— begin RECORDS FOR THIS EXERCISE —

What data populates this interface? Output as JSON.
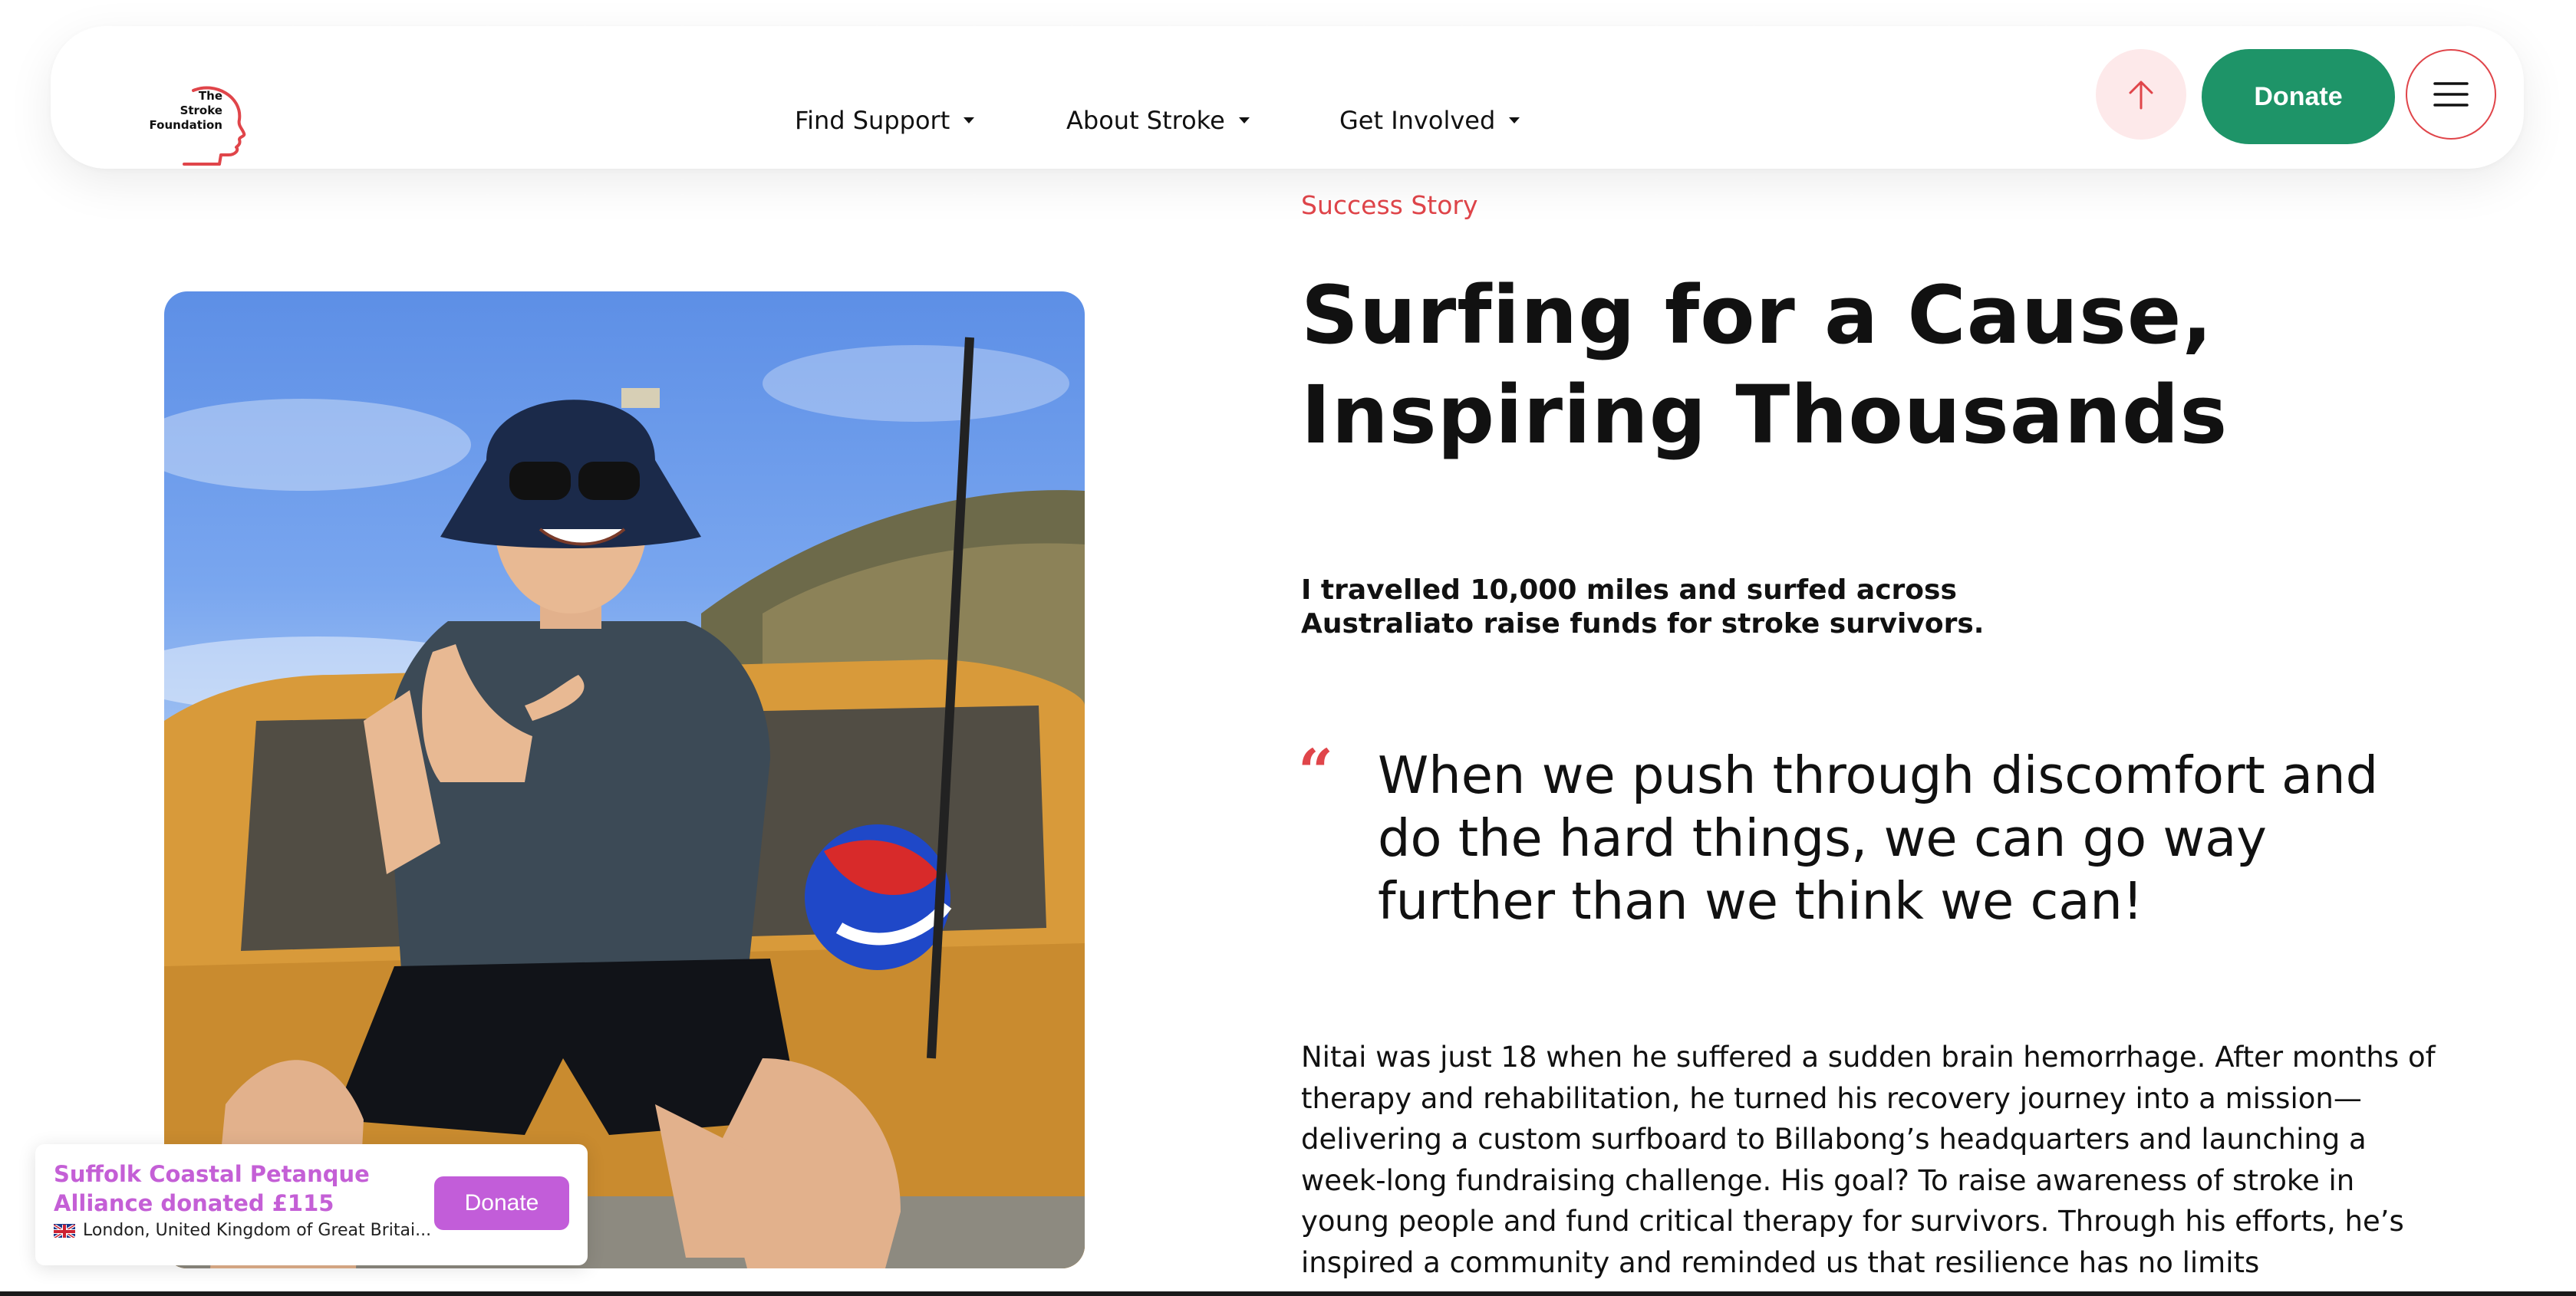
{
  "header": {
    "logo": {
      "lines": [
        "The",
        "Stroke",
        "Foundation"
      ]
    },
    "nav": [
      {
        "label": "Find Support"
      },
      {
        "label": "About Stroke"
      },
      {
        "label": "Get Involved"
      }
    ],
    "donate_label": "Donate"
  },
  "article": {
    "eyebrow": "Success Story",
    "title": "Surfing for a Cause, Inspiring Thousands",
    "lead": "I travelled 10,000 miles and surfed across Australiato raise funds for stroke survivors.",
    "quote_mark": "“",
    "quote": "When we push through discomfort and do the hard things, we can go way further than we think we can!",
    "body": "Nitai was just 18 when he suffered a sudden brain hemorrhage. After months of therapy and rehabilitation, he turned his recovery journey into a mission—delivering a custom surfboard to Billabong’s headquarters and launching a week-long fundraising challenge. His goal? To raise awareness of stroke in young people and fund critical therapy for survivors. Through his efforts, he’s inspired a community and reminded us that resilience has no limits"
  },
  "toast": {
    "title": "Suffolk Coastal Petanque Alliance donated £115",
    "location": "London, United Kingdom of Great Britai...",
    "donate_label": "Donate"
  },
  "colors": {
    "accent_red": "#e0454a",
    "donate_green": "#1e9468",
    "toast_purple": "#c25dd9",
    "up_button_bg": "#fde9ea"
  },
  "icons": {
    "up": "arrow-up-icon",
    "menu": "hamburger-menu-icon",
    "logo_head": "head-profile-icon",
    "flag": "uk-flag-icon"
  }
}
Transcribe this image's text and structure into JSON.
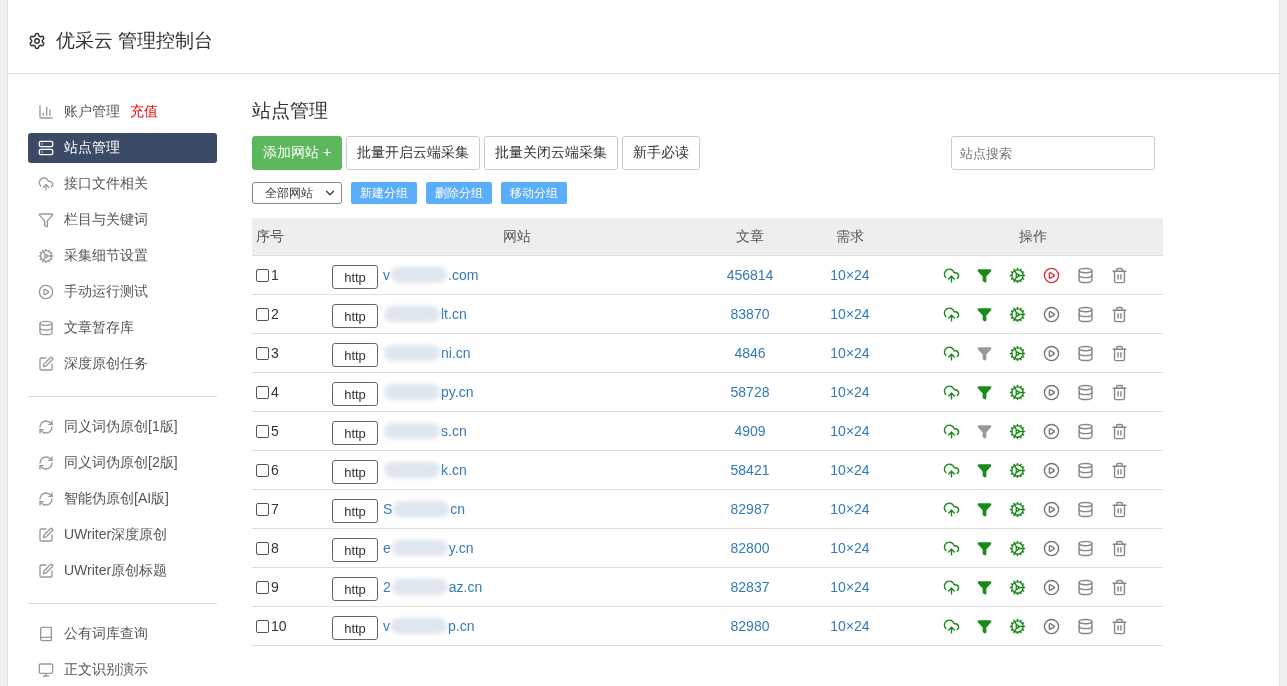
{
  "header": {
    "title": "优采云 管理控制台"
  },
  "sidebar": {
    "groups": [
      {
        "items": [
          {
            "label": "账户管理",
            "badge": "充值",
            "selected": false
          },
          {
            "label": "站点管理",
            "selected": true
          },
          {
            "label": "接口文件相关",
            "selected": false
          },
          {
            "label": "栏目与关键词",
            "selected": false
          },
          {
            "label": "采集细节设置",
            "selected": false
          },
          {
            "label": "手动运行测试",
            "selected": false
          },
          {
            "label": "文章暂存库",
            "selected": false
          },
          {
            "label": "深度原创任务",
            "selected": false
          }
        ]
      },
      {
        "items": [
          {
            "label": "同义词伪原创[1版]",
            "selected": false
          },
          {
            "label": "同义词伪原创[2版]",
            "selected": false
          },
          {
            "label": "智能伪原创[AI版]",
            "selected": false
          },
          {
            "label": "UWriter深度原创",
            "selected": false
          },
          {
            "label": "UWriter原创标题",
            "selected": false
          }
        ]
      },
      {
        "items": [
          {
            "label": "公有词库查询",
            "selected": false
          },
          {
            "label": "正文识别演示",
            "selected": false
          }
        ]
      }
    ]
  },
  "main": {
    "title": "站点管理",
    "actions": [
      {
        "label": "添加网站 +",
        "kind": "primary"
      },
      {
        "label": "批量开启云端采集",
        "kind": "default"
      },
      {
        "label": "批量关闭云端采集",
        "kind": "default"
      },
      {
        "label": "新手必读",
        "kind": "default"
      }
    ],
    "search": {
      "placeholder": "站点搜索"
    },
    "group_select": {
      "value": "全部网站"
    },
    "group_actions": [
      "新建分组",
      "删除分组",
      "移动分组"
    ],
    "table": {
      "columns": [
        "序号",
        "网站",
        "文章",
        "需求",
        "操作"
      ],
      "rows": [
        {
          "no": "1",
          "checked": false,
          "scheme": "http",
          "site_start": "v",
          "site_end": ".com",
          "articles": "456814",
          "demand": "10×24",
          "filter_on": true,
          "running": true
        },
        {
          "no": "2",
          "checked": false,
          "scheme": "http",
          "site_end": "lt.cn",
          "articles": "83870",
          "demand": "10×24",
          "filter_on": true,
          "running": false
        },
        {
          "no": "3",
          "checked": false,
          "scheme": "http",
          "site_end": "ni.cn",
          "articles": "4846",
          "demand": "10×24",
          "filter_on": false,
          "running": false
        },
        {
          "no": "4",
          "checked": false,
          "scheme": "http",
          "site_end": "py.cn",
          "articles": "58728",
          "demand": "10×24",
          "filter_on": true,
          "running": false
        },
        {
          "no": "5",
          "checked": false,
          "scheme": "http",
          "site_end": "s.cn",
          "articles": "4909",
          "demand": "10×24",
          "filter_on": false,
          "running": false
        },
        {
          "no": "6",
          "checked": false,
          "scheme": "http",
          "site_end": "k.cn",
          "articles": "58421",
          "demand": "10×24",
          "filter_on": true,
          "running": false
        },
        {
          "no": "7",
          "checked": false,
          "scheme": "http",
          "site_start": "S",
          "site_end": "cn",
          "articles": "82987",
          "demand": "10×24",
          "filter_on": true,
          "running": false
        },
        {
          "no": "8",
          "checked": false,
          "scheme": "http",
          "site_start": "e",
          "site_end": "y.cn",
          "articles": "82800",
          "demand": "10×24",
          "filter_on": true,
          "running": false
        },
        {
          "no": "9",
          "checked": false,
          "scheme": "http",
          "site_start": "2",
          "site_end": "az.cn",
          "articles": "82837",
          "demand": "10×24",
          "filter_on": true,
          "running": false
        },
        {
          "no": "10",
          "checked": false,
          "scheme": "http",
          "site_start": "v",
          "site_end": "p.cn",
          "articles": "82980",
          "demand": "10×24",
          "filter_on": true,
          "running": false
        }
      ]
    }
  }
}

— end RECORDS FOR THIS EXERCISE —

▶ [WRITTEN TASK]
Reproduce the material in its entirety and word for word, without the pictures.

▶ [FINISHED TASK]
What data populates this interface? Output as JSON.
{
  "header": {
    "logo": {
      "lines": [
        "The",
        "Stroke",
        "Foundation"
      ]
    },
    "nav": [
      {
        "label": "Find Support"
      },
      {
        "label": "About Stroke"
      },
      {
        "label": "Get Involved"
      }
    ],
    "donate_label": "Donate"
  },
  "article": {
    "eyebrow": "Success Story",
    "title": "Surfing for a Cause, Inspiring Thousands",
    "lead": "I travelled 10,000 miles and surfed across Australiato raise funds for stroke survivors.",
    "quote_mark": "“",
    "quote": "When we push through discomfort and do the hard things, we can go way further than we think we can!",
    "body": "Nitai was just 18 when he suffered a sudden brain hemorrhage. After months of therapy and rehabilitation, he turned his recovery journey into a mission—delivering a custom surfboard to Billabong’s headquarters and launching a week-long fundraising challenge. His goal? To raise awareness of stroke in young people and fund critical therapy for survivors. Through his efforts, he’s inspired a community and reminded us that resilience has no limits"
  },
  "toast": {
    "title": "Suffolk Coastal Petanque Alliance donated £115",
    "location": "London, United Kingdom of Great Britai...",
    "donate_label": "Donate"
  },
  "colors": {
    "accent_red": "#e0454a",
    "donate_green": "#1e9468",
    "toast_purple": "#c25dd9",
    "up_button_bg": "#fde9ea"
  },
  "icons": {
    "up": "arrow-up-icon",
    "menu": "hamburger-menu-icon",
    "logo_head": "head-profile-icon",
    "flag": "uk-flag-icon"
  }
}
Transcribe this image's text and structure into JSON.
{
  "header": {
    "title": "优采云 管理控制台"
  },
  "sidebar": {
    "groups": [
      {
        "items": [
          {
            "label": "账户管理",
            "badge": "充值",
            "selected": false
          },
          {
            "label": "站点管理",
            "selected": true
          },
          {
            "label": "接口文件相关",
            "selected": false
          },
          {
            "label": "栏目与关键词",
            "selected": false
          },
          {
            "label": "采集细节设置",
            "selected": false
          },
          {
            "label": "手动运行测试",
            "selected": false
          },
          {
            "label": "文章暂存库",
            "selected": false
          },
          {
            "label": "深度原创任务",
            "selected": false
          }
        ]
      },
      {
        "items": [
          {
            "label": "同义词伪原创[1版]",
            "selected": false
          },
          {
            "label": "同义词伪原创[2版]",
            "selected": false
          },
          {
            "label": "智能伪原创[AI版]",
            "selected": false
          },
          {
            "label": "UWriter深度原创",
            "selected": false
          },
          {
            "label": "UWriter原创标题",
            "selected": false
          }
        ]
      },
      {
        "items": [
          {
            "label": "公有词库查询",
            "selected": false
          },
          {
            "label": "正文识别演示",
            "selected": false
          }
        ]
      }
    ]
  },
  "main": {
    "title": "站点管理",
    "actions": [
      {
        "label": "添加网站 +",
        "kind": "primary"
      },
      {
        "label": "批量开启云端采集",
        "kind": "default"
      },
      {
        "label": "批量关闭云端采集",
        "kind": "default"
      },
      {
        "label": "新手必读",
        "kind": "default"
      }
    ],
    "search": {
      "placeholder": "站点搜索"
    },
    "group_select": {
      "value": "全部网站"
    },
    "group_actions": [
      "新建分组",
      "删除分组",
      "移动分组"
    ],
    "table": {
      "columns": [
        "序号",
        "网站",
        "文章",
        "需求",
        "操作"
      ],
      "rows": [
        {
          "no": "1",
          "checked": false,
          "scheme": "http",
          "site_start": "v",
          "site_end": ".com",
          "articles": "456814",
          "demand": "10×24",
          "filter_on": true,
          "running": true
        },
        {
          "no": "2",
          "checked": false,
          "scheme": "http",
          "site_end": "lt.cn",
          "articles": "83870",
          "demand": "10×24",
          "filter_on": true,
          "running": false
        },
        {
          "no": "3",
          "checked": false,
          "scheme": "http",
          "site_end": "ni.cn",
          "articles": "4846",
          "demand": "10×24",
          "filter_on": false,
          "running": false
        },
        {
          "no": "4",
          "checked": false,
          "scheme": "http",
          "site_end": "py.cn",
          "articles": "58728",
          "demand": "10×24",
          "filter_on": true,
          "running": false
        },
        {
          "no": "5",
          "checked": false,
          "scheme": "http",
          "site_end": "s.cn",
          "articles": "4909",
          "demand": "10×24",
          "filter_on": false,
          "running": false
        },
        {
          "no": "6",
          "checked": false,
          "scheme": "http",
          "site_end": "k.cn",
          "articles": "58421",
          "demand": "10×24",
          "filter_on": true,
          "running": false
        },
        {
          "no": "7",
          "checked": false,
          "scheme": "http",
          "site_start": "S",
          "site_end": "cn",
          "articles": "82987",
          "demand": "10×24",
          "filter_on": true,
          "running": false
        },
        {
          "no": "8",
          "checked": false,
          "scheme": "http",
          "site_start": "e",
          "site_end": "y.cn",
          "articles": "82800",
          "demand": "10×24",
          "filter_on": true,
          "running": false
        },
        {
          "no": "9",
          "checked": false,
          "scheme": "http",
          "site_start": "2",
          "site_end": "az.cn",
          "articles": "82837",
          "demand": "10×24",
          "filter_on": true,
          "running": false
        },
        {
          "no": "10",
          "checked": false,
          "scheme": "http",
          "site_start": "v",
          "site_end": "p.cn",
          "articles": "82980",
          "demand": "10×24",
          "filter_on": true,
          "running": false
        }
      ]
    }
  }
}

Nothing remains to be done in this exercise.